DATA FOR PROCESSING:
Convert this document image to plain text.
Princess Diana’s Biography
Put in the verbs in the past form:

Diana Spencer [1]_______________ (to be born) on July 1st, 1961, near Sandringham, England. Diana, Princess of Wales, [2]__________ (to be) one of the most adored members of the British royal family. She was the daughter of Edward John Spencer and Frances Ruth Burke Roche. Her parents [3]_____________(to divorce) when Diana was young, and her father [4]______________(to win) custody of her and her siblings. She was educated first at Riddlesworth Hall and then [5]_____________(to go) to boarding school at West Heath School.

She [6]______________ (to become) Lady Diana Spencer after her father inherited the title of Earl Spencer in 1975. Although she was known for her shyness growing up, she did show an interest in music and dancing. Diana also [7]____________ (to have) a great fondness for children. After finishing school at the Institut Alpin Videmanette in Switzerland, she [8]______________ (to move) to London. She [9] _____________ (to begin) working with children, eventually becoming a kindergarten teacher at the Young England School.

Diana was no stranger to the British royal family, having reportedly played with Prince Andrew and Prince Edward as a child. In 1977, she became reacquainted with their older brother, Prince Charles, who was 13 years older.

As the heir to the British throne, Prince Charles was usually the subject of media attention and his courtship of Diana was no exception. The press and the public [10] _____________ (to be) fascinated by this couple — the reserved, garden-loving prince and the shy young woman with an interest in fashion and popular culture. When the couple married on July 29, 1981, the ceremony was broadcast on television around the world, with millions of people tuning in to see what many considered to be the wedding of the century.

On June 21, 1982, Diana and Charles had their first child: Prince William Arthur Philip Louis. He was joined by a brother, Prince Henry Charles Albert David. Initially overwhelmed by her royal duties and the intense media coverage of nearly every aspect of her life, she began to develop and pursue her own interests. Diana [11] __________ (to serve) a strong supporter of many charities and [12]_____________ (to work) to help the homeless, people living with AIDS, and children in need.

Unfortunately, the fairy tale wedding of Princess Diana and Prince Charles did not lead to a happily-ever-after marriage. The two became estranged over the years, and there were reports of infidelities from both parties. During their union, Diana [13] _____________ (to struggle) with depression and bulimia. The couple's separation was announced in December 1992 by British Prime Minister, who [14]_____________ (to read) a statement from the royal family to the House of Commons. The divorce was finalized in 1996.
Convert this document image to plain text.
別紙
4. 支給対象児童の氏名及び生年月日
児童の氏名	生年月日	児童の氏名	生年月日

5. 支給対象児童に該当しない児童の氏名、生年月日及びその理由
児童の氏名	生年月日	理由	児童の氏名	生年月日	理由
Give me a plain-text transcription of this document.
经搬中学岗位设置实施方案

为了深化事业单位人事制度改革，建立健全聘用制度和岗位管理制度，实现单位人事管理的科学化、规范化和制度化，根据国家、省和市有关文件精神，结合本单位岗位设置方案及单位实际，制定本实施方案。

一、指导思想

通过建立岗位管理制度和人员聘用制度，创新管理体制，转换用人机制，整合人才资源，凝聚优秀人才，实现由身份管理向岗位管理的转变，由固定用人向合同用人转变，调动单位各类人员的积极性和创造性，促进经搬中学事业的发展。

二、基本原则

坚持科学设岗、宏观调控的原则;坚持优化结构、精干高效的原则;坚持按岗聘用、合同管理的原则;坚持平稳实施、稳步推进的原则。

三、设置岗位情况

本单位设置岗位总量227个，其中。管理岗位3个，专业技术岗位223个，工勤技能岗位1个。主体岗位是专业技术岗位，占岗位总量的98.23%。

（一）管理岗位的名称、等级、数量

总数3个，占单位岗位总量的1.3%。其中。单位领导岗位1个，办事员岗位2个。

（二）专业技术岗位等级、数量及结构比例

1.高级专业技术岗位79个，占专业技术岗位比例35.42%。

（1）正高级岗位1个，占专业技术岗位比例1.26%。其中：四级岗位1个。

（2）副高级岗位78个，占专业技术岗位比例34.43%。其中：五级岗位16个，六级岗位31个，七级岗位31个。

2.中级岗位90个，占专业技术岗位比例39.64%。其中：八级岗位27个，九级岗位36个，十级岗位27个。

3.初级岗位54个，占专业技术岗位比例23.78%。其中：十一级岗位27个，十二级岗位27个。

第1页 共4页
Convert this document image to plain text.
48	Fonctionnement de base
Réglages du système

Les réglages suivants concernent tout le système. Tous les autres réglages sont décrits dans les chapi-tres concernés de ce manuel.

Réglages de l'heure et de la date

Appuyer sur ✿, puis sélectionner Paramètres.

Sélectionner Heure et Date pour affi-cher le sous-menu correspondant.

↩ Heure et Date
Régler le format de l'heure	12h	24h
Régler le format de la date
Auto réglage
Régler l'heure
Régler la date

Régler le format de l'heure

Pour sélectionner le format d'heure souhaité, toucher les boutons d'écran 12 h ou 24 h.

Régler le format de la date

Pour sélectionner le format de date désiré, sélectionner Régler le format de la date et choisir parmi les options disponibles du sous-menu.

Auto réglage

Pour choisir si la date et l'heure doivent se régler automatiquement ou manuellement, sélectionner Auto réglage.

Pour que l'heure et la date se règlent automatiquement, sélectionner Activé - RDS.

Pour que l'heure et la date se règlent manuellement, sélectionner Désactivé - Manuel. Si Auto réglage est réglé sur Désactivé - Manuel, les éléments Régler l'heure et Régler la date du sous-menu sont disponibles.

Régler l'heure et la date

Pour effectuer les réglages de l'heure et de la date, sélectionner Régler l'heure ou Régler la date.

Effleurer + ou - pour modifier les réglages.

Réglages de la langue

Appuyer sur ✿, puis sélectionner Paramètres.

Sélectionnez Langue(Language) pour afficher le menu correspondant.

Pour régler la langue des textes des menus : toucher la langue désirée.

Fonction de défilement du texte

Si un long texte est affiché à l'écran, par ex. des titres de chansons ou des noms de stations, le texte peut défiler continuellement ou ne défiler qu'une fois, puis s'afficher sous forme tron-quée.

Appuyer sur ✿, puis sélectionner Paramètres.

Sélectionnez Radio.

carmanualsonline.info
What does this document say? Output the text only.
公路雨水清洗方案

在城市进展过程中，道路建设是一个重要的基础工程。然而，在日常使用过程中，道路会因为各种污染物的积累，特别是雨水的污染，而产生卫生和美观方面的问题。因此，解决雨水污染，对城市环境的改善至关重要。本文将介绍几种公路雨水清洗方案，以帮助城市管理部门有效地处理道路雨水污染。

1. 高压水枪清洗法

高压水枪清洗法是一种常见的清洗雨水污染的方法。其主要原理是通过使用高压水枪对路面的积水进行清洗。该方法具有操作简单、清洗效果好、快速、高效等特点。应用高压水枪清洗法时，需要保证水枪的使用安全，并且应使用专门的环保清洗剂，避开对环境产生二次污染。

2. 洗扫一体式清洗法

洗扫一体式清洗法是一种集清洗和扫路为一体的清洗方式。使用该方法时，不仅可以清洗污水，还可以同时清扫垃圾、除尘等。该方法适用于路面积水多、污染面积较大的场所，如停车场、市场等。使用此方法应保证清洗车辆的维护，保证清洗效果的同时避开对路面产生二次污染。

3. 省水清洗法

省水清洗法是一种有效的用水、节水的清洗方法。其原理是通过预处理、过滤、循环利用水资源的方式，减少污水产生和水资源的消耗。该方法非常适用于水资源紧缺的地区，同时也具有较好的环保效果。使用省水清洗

EXERCISE OBJECTIVE:
Tally the lines in this data that hold the word "écran" and state only the count.

SOLUTION TO THIS PROBLEM:
2